==== TASK INPUT

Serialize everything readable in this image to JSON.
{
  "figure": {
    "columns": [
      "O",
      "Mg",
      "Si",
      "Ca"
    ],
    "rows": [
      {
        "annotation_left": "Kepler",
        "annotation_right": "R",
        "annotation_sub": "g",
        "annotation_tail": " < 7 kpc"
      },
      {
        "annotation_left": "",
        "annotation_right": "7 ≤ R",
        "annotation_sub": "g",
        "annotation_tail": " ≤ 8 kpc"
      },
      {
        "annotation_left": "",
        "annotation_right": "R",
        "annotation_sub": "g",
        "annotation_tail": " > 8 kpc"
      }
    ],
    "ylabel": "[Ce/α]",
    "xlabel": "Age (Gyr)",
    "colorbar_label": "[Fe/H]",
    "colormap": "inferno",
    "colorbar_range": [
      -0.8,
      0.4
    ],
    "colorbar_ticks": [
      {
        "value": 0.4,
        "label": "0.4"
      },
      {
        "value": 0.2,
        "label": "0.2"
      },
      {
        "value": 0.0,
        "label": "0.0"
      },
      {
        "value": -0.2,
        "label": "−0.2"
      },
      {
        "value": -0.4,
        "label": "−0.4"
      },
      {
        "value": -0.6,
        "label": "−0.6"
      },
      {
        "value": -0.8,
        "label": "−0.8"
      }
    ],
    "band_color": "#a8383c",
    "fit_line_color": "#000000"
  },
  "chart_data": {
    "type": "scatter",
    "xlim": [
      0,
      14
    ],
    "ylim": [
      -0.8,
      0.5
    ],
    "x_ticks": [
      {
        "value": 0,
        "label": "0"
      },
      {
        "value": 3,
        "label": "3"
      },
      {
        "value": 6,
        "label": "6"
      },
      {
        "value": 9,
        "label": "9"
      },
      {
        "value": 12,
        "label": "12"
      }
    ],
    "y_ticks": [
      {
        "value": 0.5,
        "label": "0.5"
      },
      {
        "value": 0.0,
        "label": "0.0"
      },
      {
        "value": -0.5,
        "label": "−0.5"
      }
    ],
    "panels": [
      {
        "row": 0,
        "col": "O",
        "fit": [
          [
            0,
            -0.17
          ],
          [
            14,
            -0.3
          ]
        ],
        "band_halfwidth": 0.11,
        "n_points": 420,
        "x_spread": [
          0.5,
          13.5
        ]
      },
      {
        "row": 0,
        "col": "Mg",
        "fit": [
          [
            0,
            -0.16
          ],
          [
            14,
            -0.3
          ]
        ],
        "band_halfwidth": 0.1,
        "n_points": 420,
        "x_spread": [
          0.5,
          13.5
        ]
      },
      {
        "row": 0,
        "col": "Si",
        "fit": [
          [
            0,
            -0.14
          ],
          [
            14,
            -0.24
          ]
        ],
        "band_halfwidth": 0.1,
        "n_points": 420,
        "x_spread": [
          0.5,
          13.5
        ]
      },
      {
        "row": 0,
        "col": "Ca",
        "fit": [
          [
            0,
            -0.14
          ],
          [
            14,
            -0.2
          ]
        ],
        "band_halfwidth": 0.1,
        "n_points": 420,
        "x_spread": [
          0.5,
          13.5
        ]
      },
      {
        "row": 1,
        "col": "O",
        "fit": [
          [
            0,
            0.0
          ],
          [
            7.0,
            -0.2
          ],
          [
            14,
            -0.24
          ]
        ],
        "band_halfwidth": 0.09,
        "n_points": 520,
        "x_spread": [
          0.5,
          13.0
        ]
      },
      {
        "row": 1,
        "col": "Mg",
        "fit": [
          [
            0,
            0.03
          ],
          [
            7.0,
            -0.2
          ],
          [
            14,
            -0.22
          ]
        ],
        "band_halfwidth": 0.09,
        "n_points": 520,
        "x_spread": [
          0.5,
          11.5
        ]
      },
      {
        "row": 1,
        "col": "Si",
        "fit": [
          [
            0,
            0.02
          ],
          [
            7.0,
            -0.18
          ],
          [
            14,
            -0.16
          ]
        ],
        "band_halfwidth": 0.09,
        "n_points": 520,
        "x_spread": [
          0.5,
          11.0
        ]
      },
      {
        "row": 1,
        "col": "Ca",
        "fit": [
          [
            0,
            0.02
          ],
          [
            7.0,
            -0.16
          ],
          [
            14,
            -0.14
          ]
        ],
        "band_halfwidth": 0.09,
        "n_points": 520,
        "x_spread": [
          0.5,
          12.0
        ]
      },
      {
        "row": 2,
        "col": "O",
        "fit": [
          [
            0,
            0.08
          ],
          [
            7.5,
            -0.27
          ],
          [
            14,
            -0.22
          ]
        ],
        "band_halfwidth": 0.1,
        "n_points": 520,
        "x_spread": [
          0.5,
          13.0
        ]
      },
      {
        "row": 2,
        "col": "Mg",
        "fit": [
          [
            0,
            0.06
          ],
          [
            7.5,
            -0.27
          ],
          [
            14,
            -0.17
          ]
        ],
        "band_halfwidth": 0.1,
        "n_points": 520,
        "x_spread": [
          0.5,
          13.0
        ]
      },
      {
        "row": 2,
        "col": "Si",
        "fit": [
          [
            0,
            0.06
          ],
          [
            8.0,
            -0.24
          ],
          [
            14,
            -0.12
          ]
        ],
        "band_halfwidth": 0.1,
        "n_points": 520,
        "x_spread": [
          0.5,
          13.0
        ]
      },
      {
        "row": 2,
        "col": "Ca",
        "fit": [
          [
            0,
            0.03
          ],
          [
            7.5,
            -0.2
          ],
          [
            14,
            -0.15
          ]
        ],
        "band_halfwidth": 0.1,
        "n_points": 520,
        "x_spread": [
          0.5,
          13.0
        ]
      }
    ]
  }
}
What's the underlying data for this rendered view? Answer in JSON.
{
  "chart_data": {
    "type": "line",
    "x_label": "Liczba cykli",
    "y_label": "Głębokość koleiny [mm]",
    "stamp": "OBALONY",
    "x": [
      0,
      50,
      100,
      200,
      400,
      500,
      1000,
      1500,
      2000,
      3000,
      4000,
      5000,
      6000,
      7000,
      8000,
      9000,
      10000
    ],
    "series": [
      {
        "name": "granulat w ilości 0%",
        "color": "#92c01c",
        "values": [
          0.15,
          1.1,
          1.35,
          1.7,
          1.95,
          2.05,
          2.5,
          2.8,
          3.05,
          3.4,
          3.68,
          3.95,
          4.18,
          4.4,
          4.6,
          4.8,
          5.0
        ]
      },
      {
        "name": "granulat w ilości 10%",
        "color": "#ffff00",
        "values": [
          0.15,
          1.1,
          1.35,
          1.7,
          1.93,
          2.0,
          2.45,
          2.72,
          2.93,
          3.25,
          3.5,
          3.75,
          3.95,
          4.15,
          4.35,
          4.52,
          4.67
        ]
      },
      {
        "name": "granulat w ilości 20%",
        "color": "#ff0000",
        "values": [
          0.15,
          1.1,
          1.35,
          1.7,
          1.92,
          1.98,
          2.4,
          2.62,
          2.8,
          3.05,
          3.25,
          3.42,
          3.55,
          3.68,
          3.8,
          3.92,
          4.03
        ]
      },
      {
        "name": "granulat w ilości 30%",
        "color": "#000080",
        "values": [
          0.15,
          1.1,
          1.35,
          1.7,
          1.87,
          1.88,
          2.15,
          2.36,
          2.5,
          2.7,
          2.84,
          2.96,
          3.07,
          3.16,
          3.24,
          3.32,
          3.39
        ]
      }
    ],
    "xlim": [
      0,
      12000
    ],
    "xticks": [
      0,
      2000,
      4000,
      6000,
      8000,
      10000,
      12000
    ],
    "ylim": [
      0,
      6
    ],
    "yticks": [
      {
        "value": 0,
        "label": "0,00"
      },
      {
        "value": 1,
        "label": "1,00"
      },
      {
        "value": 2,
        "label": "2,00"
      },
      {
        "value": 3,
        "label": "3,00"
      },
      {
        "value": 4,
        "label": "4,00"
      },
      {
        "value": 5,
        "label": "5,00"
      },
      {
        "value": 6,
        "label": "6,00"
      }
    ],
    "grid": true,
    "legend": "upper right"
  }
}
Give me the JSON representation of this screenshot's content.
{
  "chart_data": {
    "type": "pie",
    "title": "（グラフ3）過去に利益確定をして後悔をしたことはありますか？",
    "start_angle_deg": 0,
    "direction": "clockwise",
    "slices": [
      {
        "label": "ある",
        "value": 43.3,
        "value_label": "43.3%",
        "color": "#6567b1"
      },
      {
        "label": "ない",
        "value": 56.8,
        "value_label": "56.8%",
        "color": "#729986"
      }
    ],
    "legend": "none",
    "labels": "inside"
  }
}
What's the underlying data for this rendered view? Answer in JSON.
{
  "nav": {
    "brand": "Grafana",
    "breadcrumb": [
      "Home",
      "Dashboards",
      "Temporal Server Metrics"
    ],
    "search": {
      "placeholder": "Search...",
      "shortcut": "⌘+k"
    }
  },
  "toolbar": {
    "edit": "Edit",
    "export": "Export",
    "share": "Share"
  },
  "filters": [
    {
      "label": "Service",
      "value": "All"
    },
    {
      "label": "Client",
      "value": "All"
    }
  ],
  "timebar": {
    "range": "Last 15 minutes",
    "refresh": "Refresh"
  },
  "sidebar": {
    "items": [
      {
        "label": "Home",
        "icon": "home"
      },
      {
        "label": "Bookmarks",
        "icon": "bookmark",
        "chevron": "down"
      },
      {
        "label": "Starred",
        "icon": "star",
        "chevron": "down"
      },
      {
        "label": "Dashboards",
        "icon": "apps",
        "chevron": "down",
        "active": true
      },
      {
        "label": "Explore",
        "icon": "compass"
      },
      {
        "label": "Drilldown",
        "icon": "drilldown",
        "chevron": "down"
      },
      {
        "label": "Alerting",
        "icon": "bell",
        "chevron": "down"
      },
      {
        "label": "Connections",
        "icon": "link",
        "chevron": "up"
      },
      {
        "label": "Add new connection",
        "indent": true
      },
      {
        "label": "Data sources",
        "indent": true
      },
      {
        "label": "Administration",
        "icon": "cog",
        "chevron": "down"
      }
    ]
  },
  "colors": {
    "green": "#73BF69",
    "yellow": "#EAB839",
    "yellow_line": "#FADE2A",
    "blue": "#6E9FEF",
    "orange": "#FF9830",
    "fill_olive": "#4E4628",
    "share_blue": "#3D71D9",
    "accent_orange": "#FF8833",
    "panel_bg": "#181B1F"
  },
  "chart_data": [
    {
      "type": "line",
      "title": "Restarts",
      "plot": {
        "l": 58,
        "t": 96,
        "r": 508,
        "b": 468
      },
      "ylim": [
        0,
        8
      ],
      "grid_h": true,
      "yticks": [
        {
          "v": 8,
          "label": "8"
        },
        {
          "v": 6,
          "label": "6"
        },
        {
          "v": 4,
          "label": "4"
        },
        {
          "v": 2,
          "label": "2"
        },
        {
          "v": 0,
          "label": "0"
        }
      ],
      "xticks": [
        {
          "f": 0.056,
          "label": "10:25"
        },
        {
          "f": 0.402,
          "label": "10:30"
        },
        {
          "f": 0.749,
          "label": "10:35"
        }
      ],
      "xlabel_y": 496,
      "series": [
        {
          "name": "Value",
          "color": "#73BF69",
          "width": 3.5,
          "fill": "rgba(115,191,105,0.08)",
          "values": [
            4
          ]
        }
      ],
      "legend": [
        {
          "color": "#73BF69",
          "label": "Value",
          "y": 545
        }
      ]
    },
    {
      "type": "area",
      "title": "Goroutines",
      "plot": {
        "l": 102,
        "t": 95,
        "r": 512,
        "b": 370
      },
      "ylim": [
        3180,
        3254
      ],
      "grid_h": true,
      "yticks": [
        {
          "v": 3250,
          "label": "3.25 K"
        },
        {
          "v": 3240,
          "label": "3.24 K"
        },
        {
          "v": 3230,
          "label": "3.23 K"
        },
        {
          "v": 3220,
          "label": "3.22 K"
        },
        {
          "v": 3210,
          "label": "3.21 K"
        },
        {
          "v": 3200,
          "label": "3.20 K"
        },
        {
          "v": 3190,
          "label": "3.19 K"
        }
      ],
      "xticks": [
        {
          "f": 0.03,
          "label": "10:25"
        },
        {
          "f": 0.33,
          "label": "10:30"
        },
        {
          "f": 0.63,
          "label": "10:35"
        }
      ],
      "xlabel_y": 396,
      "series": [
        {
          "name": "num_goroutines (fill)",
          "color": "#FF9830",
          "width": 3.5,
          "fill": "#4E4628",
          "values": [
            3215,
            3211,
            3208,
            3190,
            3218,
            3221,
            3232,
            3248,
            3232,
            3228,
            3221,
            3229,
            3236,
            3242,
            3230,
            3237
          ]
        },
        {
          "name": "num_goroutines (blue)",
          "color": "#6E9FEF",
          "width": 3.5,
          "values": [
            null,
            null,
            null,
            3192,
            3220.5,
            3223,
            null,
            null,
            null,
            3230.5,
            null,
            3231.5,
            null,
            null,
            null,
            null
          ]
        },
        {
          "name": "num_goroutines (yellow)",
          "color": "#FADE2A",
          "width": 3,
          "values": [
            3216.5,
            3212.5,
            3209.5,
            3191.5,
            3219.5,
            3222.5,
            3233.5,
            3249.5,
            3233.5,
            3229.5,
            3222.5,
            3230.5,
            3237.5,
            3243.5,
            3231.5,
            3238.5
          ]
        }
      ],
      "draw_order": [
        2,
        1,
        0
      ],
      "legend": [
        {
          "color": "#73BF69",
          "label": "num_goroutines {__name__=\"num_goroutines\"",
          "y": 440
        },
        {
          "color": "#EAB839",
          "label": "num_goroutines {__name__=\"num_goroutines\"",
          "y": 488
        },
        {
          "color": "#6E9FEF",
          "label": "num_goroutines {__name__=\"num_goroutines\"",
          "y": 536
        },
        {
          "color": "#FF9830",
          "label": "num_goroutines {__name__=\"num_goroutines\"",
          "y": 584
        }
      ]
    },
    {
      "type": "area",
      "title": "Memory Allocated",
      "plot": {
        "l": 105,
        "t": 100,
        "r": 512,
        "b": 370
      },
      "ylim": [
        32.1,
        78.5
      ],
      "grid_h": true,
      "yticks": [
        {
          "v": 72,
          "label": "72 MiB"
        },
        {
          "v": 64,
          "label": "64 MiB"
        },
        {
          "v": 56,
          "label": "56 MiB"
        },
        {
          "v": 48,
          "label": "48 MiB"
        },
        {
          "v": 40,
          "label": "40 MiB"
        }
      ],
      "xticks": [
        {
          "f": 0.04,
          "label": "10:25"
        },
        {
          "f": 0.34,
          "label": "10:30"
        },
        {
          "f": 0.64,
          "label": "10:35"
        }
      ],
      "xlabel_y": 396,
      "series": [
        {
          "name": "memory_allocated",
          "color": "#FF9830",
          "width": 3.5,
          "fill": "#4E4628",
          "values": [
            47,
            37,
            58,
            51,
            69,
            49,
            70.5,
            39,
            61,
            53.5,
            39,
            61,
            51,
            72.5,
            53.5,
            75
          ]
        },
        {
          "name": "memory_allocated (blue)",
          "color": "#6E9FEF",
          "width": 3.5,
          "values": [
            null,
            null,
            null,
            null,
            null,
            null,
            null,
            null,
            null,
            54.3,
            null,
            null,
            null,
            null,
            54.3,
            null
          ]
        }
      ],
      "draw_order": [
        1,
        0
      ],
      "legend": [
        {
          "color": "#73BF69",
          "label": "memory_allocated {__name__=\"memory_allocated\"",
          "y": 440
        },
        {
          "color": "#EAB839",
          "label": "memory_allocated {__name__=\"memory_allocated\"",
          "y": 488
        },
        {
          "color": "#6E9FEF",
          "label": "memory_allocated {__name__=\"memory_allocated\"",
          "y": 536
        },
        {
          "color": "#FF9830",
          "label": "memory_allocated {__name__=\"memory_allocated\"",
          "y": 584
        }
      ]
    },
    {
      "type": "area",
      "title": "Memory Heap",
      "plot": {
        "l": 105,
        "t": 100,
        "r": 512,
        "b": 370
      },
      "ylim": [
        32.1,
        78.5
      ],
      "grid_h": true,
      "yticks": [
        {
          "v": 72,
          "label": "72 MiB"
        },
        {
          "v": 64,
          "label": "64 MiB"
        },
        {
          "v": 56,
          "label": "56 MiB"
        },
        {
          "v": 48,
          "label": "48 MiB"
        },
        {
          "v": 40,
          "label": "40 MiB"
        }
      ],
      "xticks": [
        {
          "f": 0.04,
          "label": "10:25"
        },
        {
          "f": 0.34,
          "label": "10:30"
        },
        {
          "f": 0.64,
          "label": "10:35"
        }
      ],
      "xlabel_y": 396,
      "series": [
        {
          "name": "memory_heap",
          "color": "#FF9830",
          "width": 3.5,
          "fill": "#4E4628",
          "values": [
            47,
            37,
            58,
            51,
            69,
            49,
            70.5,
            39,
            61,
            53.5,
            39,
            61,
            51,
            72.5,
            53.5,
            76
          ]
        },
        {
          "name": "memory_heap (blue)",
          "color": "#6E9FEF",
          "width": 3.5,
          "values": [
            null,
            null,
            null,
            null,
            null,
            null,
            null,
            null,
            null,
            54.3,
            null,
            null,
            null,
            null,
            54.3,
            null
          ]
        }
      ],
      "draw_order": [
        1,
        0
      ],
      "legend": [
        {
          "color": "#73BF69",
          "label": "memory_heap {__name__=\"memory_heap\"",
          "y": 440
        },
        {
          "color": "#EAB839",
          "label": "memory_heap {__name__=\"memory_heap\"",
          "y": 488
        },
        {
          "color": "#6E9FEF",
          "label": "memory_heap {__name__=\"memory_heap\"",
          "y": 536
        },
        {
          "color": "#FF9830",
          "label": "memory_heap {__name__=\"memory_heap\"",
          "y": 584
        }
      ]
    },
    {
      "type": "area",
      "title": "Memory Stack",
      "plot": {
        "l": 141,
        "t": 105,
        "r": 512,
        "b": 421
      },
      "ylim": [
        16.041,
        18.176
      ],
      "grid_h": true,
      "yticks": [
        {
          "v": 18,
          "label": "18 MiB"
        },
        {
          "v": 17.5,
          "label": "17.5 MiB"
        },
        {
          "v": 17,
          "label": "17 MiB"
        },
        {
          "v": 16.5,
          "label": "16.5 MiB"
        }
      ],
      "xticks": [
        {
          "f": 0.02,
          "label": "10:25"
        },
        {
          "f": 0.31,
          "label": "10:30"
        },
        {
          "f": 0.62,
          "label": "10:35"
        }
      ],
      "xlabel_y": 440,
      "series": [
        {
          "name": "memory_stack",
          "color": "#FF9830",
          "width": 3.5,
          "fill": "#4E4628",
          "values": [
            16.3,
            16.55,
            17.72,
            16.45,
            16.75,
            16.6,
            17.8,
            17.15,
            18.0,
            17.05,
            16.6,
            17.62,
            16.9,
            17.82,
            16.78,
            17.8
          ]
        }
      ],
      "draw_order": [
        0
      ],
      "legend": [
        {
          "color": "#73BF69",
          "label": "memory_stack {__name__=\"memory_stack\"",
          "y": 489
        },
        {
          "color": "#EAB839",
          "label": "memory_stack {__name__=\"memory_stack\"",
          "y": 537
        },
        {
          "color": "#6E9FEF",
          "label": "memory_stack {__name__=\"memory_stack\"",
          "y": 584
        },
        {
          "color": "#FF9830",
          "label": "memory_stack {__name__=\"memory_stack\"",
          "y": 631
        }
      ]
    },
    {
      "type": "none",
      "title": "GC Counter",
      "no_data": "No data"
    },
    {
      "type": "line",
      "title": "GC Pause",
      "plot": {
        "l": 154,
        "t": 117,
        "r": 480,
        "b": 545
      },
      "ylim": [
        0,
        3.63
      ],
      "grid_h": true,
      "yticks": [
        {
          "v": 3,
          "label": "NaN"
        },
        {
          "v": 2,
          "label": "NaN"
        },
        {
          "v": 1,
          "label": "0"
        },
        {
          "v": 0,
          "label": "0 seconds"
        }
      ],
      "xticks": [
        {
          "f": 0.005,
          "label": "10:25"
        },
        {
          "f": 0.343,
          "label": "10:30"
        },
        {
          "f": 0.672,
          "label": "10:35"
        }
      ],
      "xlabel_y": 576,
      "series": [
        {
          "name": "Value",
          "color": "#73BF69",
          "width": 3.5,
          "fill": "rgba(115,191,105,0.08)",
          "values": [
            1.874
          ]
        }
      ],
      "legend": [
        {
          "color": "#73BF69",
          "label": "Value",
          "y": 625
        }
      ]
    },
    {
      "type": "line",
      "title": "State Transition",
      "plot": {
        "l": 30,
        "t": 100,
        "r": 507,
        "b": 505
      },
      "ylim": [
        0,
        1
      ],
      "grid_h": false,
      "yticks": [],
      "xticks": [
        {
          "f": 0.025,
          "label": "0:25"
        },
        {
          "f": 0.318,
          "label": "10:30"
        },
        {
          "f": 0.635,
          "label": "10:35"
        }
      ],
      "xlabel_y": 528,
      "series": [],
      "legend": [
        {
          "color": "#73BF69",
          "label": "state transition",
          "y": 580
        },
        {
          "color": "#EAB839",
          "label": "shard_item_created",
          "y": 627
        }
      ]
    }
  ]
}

========

Take every line from the records above that has the word "granulat" and copy it.

## [SOLVED EXERCISE]
        "name": "granulat w ilości 0%",
        "name": "granulat w ilości 10%",
        "name": "granulat w ilości 20%",
        "name": "granulat w ilości 30%",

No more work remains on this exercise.